Set problem.
Search the data below for the string "errors". Extract every line that contains it.

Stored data
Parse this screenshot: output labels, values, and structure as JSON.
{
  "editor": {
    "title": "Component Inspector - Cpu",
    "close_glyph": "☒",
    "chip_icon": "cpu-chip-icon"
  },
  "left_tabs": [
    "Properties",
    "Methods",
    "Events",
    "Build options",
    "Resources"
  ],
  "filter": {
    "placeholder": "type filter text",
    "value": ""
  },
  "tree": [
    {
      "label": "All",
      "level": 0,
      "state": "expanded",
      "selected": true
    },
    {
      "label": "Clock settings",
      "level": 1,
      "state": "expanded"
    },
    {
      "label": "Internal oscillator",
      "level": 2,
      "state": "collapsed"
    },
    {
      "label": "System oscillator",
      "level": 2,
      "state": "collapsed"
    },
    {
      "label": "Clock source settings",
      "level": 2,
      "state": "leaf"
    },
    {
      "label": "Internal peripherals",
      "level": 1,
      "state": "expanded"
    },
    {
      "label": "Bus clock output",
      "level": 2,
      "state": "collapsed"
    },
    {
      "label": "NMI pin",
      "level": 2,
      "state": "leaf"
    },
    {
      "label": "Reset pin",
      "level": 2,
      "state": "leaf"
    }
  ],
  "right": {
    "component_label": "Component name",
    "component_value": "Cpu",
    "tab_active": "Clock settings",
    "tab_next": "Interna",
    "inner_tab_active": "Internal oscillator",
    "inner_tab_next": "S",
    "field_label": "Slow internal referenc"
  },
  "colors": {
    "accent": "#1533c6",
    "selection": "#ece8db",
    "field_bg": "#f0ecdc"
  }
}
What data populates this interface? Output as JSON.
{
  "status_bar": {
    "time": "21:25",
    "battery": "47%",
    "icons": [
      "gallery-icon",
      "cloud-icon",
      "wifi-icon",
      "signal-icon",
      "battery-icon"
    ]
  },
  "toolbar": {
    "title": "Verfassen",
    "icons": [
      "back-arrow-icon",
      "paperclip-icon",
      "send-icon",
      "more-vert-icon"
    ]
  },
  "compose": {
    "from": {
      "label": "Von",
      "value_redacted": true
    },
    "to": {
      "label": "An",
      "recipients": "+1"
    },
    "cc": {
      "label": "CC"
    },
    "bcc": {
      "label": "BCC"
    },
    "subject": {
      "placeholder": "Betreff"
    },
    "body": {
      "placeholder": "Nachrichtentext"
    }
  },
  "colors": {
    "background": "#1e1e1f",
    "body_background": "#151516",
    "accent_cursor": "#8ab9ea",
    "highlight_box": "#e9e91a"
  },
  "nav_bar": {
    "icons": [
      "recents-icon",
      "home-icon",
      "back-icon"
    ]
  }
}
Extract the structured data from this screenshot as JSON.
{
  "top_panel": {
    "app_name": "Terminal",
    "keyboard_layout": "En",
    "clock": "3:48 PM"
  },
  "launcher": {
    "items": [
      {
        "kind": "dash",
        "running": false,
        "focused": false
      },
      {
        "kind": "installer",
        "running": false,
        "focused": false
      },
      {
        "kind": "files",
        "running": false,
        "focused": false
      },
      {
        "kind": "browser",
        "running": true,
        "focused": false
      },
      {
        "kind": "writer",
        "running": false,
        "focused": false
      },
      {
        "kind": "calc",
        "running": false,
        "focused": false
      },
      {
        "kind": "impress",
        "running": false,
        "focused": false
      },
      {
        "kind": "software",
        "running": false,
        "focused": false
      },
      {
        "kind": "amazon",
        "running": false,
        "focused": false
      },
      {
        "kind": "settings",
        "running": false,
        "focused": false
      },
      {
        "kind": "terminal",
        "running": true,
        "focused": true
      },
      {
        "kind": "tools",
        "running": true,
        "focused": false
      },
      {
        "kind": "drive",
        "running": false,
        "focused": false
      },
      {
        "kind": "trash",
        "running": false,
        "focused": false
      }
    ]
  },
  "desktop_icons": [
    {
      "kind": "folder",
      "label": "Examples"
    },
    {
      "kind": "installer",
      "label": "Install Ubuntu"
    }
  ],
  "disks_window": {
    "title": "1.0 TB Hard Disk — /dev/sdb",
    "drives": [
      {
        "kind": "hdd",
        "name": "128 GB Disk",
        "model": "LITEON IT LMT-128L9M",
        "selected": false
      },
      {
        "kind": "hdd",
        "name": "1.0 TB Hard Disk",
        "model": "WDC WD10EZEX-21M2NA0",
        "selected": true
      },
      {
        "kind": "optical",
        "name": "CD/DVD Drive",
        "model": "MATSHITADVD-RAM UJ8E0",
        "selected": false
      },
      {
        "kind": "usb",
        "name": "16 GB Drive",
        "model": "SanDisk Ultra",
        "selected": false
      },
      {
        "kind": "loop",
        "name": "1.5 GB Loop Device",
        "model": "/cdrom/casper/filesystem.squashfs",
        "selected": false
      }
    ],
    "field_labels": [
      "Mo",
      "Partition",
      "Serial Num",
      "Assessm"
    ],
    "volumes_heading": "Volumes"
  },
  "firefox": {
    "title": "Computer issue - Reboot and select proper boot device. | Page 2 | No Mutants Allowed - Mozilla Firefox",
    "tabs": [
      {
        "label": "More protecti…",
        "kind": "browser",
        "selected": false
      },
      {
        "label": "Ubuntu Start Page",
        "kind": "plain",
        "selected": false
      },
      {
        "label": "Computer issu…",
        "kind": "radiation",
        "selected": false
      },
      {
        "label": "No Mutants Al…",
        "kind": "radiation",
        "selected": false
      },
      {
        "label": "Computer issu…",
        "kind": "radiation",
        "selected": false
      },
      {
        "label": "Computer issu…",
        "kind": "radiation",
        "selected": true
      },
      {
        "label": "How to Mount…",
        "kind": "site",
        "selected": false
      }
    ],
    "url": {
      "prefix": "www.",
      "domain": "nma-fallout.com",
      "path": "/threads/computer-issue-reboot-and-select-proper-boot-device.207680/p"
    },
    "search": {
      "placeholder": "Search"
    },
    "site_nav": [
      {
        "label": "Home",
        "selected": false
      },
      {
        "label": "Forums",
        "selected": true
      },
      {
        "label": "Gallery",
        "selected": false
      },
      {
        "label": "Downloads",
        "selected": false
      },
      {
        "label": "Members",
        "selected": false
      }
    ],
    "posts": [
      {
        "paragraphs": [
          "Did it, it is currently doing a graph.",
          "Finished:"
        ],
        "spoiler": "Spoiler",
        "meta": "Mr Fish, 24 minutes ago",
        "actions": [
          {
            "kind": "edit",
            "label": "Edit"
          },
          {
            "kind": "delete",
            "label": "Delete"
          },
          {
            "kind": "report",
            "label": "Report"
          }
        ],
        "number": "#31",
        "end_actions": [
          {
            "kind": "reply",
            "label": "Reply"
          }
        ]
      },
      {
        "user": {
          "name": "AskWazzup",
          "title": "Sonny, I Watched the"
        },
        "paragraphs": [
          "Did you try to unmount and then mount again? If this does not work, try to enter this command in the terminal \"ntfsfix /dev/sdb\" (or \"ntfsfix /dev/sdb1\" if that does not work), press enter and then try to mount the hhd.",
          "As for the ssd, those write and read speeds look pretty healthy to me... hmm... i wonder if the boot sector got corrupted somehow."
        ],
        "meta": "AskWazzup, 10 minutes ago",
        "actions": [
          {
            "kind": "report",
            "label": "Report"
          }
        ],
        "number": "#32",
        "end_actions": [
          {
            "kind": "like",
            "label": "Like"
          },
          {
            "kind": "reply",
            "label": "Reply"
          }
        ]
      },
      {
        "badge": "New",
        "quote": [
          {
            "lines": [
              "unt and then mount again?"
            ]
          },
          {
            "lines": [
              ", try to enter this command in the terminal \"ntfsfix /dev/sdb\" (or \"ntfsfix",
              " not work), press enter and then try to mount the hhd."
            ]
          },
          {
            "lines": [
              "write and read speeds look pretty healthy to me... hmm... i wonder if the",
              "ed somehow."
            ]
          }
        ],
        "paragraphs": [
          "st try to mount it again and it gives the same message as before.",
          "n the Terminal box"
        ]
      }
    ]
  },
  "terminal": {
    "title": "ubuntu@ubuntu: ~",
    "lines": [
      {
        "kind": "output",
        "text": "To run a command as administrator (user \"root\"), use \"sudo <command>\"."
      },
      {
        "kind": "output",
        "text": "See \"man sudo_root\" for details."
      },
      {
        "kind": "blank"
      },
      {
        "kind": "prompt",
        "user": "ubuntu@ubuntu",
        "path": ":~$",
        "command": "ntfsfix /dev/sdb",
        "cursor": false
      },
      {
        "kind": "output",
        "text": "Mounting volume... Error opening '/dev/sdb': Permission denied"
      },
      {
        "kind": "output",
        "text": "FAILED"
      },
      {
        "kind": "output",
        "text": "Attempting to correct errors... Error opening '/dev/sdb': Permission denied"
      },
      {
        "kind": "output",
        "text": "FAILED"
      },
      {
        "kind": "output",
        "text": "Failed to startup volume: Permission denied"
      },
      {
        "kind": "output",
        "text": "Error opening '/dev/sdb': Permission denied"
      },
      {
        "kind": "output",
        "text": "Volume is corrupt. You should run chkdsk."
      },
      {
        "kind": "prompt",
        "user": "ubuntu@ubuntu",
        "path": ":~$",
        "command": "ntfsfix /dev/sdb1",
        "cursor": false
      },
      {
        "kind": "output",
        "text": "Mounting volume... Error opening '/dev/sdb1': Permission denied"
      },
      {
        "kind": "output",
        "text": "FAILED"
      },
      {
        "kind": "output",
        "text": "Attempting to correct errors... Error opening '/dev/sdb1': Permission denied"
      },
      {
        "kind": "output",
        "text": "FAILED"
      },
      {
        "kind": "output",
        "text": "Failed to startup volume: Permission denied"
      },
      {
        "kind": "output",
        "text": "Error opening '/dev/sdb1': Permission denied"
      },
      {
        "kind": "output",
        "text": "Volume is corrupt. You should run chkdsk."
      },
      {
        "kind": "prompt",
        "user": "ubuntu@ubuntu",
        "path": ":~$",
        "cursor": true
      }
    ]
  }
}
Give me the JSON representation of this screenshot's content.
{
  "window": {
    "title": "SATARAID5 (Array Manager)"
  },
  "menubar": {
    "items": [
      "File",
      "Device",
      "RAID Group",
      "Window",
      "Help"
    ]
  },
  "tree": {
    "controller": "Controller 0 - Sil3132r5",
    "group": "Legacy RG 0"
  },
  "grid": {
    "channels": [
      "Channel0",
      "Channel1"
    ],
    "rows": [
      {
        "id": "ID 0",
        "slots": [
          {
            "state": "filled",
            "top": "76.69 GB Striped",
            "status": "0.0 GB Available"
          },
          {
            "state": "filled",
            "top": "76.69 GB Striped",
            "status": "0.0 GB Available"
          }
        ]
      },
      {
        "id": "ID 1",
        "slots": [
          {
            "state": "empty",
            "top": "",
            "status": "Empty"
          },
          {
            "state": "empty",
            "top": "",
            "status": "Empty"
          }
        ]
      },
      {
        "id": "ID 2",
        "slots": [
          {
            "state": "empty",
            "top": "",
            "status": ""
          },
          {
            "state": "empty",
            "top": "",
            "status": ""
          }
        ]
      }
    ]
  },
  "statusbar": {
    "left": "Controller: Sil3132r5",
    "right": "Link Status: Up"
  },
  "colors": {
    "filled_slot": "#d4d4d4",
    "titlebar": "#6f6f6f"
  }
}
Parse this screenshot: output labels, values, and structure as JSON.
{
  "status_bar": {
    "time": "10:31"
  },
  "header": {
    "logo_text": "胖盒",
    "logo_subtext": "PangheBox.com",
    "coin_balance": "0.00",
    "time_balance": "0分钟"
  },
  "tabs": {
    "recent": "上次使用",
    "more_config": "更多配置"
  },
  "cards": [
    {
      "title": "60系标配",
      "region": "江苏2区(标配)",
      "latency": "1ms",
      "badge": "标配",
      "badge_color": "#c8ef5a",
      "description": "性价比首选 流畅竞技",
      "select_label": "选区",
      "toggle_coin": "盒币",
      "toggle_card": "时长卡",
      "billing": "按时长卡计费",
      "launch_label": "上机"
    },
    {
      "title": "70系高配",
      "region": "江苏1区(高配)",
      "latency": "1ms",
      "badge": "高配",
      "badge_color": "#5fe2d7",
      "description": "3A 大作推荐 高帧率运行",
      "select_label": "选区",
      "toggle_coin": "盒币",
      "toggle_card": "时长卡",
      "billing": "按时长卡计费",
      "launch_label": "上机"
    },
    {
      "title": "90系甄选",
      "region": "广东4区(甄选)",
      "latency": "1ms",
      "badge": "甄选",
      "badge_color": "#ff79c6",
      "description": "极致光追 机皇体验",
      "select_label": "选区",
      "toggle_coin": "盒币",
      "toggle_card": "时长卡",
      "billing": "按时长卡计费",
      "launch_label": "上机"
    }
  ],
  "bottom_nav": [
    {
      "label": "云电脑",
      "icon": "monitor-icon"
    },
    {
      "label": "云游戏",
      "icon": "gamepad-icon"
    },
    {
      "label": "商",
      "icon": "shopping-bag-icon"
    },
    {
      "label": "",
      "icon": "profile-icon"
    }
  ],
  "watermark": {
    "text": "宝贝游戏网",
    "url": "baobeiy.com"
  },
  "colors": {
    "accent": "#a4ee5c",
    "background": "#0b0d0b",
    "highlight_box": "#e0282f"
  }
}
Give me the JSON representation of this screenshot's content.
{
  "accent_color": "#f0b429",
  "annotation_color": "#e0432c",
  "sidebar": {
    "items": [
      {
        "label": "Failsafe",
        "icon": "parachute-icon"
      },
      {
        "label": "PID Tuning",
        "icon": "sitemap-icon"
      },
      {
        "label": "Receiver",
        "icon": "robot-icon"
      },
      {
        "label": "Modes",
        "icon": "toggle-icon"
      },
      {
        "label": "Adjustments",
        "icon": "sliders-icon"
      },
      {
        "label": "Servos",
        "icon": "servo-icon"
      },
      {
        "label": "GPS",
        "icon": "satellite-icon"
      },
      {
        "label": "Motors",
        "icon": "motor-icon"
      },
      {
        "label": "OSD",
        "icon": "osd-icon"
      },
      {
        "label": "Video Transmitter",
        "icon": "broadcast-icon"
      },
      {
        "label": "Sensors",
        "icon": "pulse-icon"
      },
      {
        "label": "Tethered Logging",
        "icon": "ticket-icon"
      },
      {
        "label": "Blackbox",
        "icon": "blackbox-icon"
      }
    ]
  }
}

Answer in full.
        "text": "Attempting to correct errors... Error opening '/dev/sdb': Permission denied"
        "text": "Attempting to correct errors... Error opening '/dev/sdb1': Permission denied"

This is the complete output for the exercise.